Saved data entries >>
________________________

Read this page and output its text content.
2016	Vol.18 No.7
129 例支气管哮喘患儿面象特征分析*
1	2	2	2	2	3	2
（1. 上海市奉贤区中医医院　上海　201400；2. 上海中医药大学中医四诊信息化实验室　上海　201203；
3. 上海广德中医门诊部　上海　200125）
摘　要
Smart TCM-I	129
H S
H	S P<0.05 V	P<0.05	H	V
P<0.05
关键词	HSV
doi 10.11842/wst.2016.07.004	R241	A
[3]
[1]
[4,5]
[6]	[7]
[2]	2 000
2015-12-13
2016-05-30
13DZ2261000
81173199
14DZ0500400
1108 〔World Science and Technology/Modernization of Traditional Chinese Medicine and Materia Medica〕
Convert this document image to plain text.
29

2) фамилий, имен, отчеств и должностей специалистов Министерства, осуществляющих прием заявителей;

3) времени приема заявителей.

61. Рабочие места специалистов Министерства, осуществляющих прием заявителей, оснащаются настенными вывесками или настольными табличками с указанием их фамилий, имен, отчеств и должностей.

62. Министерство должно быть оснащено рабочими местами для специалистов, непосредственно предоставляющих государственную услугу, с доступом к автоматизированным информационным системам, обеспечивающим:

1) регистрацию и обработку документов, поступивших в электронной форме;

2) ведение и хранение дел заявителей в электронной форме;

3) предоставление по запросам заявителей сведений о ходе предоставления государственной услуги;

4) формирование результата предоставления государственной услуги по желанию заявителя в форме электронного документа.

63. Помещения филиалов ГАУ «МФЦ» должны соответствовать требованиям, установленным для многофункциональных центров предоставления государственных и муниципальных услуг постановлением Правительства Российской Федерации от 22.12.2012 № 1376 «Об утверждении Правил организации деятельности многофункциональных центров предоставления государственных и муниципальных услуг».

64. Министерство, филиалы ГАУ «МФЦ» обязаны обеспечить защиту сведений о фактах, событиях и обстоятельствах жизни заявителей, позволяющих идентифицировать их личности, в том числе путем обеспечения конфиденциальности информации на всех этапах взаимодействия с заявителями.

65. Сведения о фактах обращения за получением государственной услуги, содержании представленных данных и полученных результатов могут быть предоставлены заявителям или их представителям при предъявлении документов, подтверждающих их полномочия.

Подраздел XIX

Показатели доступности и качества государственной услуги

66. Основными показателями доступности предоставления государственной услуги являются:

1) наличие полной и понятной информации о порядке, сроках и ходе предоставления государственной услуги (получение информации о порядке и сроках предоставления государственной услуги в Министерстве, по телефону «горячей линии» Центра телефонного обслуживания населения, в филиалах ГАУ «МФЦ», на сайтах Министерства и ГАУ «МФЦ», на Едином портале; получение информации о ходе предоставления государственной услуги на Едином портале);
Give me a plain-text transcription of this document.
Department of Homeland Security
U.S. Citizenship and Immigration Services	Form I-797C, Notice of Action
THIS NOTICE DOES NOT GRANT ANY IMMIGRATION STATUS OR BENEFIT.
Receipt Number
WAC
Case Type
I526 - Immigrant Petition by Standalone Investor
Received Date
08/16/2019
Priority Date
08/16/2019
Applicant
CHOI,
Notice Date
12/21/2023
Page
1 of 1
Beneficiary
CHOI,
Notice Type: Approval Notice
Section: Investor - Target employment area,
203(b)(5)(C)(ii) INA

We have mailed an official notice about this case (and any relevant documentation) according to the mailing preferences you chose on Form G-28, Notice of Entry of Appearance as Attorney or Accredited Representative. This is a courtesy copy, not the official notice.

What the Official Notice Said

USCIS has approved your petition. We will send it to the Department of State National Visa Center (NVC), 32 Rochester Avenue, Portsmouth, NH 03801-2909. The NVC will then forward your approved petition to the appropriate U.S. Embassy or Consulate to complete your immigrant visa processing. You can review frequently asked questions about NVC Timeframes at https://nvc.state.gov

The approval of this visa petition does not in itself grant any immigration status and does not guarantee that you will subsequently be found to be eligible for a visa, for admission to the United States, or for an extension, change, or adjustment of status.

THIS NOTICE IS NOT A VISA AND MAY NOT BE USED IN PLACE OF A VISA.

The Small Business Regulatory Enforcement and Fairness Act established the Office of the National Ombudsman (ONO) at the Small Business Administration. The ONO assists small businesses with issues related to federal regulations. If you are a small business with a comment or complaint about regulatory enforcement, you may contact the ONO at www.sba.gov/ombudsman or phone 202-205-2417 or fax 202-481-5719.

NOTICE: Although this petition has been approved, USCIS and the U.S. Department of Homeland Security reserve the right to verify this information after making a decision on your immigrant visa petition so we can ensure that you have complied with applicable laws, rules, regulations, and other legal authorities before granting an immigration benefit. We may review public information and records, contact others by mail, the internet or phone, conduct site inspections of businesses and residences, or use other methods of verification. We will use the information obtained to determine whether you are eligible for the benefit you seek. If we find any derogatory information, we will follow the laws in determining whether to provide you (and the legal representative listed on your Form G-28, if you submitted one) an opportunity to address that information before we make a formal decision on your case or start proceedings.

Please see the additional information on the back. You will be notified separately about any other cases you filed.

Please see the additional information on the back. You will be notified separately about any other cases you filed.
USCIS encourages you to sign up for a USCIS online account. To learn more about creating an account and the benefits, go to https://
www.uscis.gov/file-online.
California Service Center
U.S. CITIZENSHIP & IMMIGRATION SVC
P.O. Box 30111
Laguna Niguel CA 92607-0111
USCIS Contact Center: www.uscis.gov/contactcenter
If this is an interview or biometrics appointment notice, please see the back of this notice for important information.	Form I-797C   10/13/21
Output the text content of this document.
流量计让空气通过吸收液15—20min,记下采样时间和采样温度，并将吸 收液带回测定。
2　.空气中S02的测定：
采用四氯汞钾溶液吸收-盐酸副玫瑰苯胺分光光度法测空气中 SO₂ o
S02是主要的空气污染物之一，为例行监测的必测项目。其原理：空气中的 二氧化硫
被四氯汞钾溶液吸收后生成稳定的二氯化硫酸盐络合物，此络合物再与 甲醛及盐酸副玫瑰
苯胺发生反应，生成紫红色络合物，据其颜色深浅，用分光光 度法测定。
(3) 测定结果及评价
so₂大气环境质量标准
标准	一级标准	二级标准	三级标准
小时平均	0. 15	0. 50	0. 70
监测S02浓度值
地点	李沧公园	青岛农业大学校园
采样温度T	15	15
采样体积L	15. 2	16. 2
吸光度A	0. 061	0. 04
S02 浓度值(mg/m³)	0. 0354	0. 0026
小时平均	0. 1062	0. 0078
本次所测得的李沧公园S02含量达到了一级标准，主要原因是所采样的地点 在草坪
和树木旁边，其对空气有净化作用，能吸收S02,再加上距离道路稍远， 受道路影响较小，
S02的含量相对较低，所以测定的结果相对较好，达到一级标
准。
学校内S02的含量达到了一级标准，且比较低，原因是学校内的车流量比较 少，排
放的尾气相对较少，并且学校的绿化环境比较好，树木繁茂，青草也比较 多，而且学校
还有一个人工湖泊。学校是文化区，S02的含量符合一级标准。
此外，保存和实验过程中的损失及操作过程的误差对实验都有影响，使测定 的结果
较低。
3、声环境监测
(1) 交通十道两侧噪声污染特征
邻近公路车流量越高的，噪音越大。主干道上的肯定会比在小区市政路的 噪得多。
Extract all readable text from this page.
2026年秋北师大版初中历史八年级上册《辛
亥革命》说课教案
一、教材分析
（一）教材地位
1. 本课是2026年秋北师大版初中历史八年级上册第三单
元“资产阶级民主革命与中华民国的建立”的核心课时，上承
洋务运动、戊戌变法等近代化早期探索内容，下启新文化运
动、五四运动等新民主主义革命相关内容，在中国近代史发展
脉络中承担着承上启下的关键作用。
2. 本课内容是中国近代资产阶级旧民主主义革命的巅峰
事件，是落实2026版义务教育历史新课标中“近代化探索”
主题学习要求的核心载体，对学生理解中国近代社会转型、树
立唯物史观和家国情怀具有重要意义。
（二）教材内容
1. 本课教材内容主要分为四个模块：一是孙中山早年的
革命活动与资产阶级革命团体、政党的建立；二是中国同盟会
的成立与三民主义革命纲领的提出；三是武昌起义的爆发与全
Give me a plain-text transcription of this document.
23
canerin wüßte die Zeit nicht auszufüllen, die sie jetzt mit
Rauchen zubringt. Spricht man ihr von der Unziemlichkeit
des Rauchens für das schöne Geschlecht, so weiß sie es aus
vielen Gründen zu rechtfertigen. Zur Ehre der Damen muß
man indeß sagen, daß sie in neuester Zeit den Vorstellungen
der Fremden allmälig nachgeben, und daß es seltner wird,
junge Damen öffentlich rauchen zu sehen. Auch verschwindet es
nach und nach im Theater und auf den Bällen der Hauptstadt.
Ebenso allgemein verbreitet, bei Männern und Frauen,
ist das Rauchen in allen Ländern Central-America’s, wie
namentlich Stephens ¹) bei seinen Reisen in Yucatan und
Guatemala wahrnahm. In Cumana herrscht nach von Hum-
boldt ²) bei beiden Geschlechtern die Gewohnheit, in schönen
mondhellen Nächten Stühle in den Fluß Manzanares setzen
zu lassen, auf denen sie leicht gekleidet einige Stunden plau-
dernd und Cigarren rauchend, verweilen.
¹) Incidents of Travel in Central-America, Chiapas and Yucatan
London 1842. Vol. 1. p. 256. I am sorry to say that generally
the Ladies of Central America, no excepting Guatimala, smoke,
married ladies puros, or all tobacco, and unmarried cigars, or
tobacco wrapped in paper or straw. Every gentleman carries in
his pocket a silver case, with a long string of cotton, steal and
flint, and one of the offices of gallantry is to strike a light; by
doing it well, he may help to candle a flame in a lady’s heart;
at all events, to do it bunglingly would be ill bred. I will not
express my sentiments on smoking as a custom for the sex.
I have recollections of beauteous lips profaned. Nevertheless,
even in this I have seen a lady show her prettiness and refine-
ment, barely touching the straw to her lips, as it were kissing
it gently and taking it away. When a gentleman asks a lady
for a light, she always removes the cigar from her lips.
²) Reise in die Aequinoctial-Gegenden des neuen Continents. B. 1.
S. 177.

________________________

Objective >>
Search the records for the string "информации" and return every line in which it occurs.

The reply >>
64. Министерство, филиалы ГАУ «МФЦ» обязаны обеспечить защиту сведений о фактах, событиях и обстоятельствах жизни заявителей, позволяющих идентифицировать их личности, в том числе путем обеспечения конфиденциальности информации на всех этапах взаимодействия с заявителями.
1) наличие полной и понятной информации о порядке, сроках и ходе предоставления государственной услуги (получение информации о порядке и сроках предоставления государственной услуги в Министерстве, по телефону «горячей линии» Центра телефонного обслуживания населения, в филиалах ГАУ «МФЦ», на сайтах Министерства и ГАУ «МФЦ», на Едином портале; получение информации о ходе предоставления государственной услуги на Едином портале);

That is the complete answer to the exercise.